[START OF Record extracts]
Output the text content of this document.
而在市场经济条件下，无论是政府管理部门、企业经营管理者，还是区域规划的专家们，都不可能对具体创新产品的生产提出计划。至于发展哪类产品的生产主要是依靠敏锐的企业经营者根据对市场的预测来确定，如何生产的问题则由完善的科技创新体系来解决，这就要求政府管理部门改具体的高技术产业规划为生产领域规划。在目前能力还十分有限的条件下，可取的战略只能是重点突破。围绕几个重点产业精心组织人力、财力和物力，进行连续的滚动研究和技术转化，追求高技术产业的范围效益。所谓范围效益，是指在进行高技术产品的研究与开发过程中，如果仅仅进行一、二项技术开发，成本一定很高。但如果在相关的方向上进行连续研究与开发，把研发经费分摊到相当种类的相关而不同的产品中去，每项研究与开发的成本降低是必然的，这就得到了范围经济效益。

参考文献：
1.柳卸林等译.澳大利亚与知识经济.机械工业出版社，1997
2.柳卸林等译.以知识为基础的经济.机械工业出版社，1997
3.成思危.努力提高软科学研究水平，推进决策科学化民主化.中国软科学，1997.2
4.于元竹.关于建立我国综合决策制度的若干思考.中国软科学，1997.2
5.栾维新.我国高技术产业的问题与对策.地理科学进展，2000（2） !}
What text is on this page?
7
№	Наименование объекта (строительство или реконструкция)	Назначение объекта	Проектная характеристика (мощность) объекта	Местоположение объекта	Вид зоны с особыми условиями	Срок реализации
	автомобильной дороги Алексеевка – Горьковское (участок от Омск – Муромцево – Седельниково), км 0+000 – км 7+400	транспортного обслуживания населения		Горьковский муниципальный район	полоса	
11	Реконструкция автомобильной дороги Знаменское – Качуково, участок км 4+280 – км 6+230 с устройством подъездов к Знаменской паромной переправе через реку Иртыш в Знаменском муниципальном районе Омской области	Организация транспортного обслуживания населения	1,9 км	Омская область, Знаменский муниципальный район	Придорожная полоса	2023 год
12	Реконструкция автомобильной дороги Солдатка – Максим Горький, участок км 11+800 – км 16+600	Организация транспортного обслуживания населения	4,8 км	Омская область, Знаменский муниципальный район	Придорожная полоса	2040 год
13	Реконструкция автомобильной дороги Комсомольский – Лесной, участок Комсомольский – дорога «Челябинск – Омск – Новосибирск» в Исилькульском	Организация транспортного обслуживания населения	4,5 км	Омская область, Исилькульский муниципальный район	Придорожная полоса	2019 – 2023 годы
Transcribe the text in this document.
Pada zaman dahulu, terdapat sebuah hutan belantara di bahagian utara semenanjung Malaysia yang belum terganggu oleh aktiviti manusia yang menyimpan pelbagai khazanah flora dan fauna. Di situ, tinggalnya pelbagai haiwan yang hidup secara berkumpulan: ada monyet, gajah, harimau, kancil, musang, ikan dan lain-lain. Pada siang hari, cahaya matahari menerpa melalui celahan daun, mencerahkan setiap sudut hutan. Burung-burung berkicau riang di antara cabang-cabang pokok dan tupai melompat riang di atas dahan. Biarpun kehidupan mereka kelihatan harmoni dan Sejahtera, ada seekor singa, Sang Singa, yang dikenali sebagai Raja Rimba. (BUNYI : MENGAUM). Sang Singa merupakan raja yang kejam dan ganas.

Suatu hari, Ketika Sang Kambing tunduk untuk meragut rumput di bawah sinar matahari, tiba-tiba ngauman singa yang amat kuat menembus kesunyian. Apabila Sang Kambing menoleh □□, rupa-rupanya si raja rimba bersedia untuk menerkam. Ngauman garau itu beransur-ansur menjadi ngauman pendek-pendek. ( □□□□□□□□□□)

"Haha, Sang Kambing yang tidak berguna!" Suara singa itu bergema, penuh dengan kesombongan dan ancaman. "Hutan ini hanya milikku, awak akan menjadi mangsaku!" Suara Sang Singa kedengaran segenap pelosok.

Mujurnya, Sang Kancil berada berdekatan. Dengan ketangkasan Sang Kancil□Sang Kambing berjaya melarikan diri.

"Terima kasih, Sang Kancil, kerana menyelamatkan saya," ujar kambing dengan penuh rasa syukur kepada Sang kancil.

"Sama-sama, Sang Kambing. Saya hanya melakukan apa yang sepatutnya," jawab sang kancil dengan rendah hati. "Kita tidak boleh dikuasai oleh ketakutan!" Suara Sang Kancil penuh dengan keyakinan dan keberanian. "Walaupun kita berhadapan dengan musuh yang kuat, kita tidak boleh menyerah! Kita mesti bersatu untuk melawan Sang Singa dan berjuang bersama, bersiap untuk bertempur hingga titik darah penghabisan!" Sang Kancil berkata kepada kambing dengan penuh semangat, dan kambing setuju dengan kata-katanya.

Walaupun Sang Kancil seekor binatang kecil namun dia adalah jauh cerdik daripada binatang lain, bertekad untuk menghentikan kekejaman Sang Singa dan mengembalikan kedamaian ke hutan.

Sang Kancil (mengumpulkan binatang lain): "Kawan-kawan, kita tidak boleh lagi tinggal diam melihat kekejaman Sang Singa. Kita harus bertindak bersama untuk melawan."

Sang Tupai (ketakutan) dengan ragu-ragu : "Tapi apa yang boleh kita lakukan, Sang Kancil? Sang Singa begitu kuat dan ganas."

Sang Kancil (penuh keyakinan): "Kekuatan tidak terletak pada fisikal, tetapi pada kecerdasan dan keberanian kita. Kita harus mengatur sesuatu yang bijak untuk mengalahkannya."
[END OF Record extracts]
_Exercise directions_
Find every line above that contains the word "binatang", and return each one.

_Written answer_
Walaupun Sang Kancil seekor binatang kecil namun dia adalah jauh cerdik daripada binatang lain, bertekad untuk menghentikan kekejaman Sang Singa dan mengembalikan kedamaian ke hutan.
Sang Kancil (mengumpulkan binatang lain): "Kawan-kawan, kita tidak boleh lagi tinggal diam melihat kekejaman Sang Singa. Kita harus bertindak bersama untuk melawan."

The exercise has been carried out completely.